Give the number of lines that include the word "histogram", nothing more.

**** DATA SHOWN

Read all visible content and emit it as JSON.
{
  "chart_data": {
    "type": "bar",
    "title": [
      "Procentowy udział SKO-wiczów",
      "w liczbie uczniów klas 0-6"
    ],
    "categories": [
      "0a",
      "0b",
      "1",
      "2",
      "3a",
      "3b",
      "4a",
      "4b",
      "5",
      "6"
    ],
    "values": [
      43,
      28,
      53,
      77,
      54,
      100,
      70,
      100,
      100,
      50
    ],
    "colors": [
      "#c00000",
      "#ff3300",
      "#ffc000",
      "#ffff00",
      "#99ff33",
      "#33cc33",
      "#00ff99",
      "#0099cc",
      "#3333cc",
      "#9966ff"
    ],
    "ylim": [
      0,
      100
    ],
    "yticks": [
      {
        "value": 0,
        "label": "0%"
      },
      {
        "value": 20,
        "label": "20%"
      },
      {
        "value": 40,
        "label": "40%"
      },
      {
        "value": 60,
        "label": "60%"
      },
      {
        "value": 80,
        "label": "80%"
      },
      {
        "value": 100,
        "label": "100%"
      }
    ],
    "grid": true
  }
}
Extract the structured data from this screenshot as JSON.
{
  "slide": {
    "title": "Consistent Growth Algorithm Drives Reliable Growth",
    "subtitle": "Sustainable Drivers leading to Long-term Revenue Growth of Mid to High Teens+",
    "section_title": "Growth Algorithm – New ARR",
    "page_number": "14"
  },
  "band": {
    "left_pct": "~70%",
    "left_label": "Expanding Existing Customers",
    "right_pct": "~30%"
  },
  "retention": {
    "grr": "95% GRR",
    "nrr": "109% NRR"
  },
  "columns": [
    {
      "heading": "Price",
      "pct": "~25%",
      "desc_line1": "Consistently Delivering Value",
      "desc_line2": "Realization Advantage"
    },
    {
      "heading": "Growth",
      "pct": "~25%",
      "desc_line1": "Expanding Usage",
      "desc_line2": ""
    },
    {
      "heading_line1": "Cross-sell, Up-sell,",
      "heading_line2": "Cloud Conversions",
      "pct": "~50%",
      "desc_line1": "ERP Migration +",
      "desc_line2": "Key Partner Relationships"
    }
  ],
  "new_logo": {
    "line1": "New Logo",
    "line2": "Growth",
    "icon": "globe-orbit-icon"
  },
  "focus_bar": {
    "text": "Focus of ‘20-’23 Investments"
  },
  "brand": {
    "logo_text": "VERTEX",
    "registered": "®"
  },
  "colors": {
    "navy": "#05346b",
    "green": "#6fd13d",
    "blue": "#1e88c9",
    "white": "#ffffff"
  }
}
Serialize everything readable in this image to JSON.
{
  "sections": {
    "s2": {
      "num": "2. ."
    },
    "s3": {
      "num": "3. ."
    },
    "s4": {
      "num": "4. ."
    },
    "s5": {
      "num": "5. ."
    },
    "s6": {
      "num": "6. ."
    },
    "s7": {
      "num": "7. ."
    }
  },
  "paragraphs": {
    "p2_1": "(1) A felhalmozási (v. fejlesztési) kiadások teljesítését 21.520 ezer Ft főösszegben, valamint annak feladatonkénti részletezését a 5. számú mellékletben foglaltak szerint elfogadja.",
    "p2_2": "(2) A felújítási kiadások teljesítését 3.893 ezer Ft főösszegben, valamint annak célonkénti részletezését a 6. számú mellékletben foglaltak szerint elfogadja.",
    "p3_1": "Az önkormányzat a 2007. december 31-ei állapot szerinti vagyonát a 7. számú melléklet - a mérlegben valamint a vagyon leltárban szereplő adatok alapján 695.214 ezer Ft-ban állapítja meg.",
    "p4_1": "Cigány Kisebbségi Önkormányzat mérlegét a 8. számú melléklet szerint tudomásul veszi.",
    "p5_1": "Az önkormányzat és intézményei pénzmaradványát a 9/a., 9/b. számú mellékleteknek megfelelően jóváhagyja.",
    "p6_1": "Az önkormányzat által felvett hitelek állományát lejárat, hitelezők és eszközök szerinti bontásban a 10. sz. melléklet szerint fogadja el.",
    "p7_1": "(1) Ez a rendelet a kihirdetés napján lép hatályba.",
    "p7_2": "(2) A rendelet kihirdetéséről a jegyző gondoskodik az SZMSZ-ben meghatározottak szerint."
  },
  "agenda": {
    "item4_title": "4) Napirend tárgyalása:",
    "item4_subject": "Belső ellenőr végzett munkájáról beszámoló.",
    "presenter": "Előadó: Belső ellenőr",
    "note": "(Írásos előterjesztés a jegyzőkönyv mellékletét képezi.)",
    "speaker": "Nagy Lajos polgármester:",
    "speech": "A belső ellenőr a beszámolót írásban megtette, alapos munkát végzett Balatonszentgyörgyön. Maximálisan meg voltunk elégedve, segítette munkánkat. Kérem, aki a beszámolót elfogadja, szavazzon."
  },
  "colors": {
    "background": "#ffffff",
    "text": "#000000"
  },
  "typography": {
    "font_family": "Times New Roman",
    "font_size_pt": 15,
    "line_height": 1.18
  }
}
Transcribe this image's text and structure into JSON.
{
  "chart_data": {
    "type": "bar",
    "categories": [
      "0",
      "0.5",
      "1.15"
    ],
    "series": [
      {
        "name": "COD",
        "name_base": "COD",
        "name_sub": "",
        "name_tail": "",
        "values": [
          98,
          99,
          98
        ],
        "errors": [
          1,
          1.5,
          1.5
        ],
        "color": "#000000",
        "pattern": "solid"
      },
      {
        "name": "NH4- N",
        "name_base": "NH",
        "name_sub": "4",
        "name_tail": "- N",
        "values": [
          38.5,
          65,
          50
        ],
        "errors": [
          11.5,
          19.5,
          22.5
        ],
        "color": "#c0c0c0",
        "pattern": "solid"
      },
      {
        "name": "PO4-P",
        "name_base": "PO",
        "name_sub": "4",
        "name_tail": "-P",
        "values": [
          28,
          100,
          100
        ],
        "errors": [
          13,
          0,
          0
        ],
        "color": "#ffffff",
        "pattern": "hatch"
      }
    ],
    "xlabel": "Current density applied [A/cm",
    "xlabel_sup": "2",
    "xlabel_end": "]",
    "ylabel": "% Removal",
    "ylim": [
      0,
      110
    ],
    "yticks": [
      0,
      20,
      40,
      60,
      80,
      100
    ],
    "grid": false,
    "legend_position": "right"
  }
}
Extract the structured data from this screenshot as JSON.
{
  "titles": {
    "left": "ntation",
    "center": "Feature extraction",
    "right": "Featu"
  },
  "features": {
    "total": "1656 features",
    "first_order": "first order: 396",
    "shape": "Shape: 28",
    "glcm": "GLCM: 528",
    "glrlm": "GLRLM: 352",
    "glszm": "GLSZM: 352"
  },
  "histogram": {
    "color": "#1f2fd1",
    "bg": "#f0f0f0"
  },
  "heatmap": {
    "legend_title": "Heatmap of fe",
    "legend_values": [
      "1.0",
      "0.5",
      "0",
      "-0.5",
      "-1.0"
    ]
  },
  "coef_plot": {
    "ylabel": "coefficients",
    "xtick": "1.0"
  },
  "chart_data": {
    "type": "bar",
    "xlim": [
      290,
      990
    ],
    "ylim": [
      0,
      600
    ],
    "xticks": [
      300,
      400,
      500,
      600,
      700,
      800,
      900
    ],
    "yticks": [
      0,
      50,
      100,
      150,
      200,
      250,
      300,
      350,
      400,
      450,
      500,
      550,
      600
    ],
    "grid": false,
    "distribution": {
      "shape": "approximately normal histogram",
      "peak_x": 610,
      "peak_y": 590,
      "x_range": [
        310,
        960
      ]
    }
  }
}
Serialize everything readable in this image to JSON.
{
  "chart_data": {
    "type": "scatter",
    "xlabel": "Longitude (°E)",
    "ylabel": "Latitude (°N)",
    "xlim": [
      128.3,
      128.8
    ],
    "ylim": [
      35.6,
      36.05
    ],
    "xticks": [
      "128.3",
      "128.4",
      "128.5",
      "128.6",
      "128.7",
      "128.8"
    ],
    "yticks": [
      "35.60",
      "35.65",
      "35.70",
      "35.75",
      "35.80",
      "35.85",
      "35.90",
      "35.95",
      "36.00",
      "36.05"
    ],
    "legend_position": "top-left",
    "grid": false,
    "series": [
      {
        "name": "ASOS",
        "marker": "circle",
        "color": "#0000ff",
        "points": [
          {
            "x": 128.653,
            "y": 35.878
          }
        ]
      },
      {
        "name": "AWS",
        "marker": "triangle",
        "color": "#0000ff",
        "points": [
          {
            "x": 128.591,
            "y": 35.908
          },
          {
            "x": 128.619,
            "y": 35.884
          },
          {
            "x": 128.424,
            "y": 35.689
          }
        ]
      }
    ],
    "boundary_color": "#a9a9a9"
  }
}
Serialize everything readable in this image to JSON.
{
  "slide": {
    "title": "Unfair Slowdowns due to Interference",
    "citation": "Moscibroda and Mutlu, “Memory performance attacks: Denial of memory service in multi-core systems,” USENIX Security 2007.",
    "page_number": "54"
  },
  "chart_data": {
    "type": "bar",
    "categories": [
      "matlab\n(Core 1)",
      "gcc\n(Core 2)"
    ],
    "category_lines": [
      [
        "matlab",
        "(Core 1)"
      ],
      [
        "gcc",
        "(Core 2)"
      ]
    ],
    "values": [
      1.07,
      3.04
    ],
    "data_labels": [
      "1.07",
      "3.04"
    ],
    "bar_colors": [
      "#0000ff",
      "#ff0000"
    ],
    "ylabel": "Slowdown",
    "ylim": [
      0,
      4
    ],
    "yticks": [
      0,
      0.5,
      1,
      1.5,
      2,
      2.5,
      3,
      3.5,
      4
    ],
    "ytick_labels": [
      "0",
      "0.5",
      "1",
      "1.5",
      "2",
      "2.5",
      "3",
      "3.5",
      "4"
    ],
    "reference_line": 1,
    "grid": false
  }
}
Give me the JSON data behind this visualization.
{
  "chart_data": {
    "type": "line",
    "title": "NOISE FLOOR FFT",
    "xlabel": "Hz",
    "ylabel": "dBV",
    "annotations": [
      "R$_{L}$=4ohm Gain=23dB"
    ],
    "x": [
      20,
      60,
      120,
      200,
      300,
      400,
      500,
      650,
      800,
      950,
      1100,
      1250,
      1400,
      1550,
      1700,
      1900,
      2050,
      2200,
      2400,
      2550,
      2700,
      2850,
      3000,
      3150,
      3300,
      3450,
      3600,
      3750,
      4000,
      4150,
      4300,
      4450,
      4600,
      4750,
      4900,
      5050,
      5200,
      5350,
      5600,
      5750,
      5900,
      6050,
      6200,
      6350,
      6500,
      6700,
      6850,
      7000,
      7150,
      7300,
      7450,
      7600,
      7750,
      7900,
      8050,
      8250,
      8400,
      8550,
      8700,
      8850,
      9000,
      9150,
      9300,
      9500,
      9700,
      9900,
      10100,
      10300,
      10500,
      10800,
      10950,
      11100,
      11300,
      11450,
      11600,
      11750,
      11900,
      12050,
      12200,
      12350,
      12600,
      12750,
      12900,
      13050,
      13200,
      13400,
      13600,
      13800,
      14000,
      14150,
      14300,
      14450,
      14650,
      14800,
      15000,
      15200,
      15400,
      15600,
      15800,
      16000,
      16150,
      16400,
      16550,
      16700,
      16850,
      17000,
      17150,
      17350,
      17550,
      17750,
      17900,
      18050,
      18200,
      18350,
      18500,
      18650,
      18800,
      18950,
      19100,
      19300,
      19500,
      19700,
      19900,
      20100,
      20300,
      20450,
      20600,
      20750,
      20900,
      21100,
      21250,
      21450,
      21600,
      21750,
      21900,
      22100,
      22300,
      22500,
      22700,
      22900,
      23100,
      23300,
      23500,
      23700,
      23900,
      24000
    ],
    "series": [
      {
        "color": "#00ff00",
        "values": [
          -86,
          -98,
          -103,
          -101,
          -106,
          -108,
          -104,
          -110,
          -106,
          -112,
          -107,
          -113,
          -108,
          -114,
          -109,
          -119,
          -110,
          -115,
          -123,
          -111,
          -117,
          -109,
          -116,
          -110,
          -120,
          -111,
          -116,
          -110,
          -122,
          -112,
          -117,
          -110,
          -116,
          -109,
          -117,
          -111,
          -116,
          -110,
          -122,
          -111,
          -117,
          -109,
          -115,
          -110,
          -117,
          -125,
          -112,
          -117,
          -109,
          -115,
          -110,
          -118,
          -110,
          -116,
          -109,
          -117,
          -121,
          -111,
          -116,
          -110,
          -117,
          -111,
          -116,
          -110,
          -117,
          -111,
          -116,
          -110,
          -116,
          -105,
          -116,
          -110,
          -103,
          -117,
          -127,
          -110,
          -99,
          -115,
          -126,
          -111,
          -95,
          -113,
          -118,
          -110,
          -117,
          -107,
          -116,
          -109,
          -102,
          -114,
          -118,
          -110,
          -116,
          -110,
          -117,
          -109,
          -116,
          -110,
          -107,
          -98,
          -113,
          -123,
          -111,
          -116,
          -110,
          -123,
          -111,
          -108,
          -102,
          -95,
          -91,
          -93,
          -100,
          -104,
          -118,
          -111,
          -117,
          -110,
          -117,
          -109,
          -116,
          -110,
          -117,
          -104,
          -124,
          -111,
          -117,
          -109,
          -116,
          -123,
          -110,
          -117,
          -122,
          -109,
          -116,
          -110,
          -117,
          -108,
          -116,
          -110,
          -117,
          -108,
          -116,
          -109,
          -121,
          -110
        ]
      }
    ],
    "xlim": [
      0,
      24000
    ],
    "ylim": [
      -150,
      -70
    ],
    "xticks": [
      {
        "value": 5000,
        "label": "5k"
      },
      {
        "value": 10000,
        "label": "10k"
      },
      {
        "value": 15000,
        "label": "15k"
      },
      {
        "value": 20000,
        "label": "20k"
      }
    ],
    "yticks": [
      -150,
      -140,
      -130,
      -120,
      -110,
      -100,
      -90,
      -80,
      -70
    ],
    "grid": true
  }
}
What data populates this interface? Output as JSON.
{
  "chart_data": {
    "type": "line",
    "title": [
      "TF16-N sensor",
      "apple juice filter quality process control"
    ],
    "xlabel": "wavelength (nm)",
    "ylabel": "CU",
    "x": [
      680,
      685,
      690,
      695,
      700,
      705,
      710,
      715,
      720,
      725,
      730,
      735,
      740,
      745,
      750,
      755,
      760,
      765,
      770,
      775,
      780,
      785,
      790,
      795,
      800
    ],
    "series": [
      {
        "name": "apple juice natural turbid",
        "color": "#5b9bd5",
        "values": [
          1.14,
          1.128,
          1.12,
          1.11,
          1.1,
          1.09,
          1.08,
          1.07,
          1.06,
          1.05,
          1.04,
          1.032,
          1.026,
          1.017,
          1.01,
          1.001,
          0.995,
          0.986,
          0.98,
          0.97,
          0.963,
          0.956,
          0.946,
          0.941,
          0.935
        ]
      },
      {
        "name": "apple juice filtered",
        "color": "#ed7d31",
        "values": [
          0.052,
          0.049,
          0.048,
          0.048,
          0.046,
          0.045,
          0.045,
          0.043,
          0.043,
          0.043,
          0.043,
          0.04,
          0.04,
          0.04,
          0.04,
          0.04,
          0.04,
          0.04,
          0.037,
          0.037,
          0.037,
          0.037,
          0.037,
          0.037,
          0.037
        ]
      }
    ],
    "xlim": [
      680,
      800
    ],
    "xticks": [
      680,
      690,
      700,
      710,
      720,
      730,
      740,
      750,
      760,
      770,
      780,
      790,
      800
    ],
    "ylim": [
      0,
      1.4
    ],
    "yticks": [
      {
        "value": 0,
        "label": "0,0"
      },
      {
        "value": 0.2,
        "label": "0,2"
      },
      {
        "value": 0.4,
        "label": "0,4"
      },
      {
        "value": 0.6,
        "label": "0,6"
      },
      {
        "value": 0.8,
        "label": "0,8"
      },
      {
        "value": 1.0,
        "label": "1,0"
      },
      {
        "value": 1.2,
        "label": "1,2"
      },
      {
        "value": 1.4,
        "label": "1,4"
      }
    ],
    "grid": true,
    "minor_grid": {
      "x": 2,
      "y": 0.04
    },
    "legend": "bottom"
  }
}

********

CORRECT RESPONSE: 2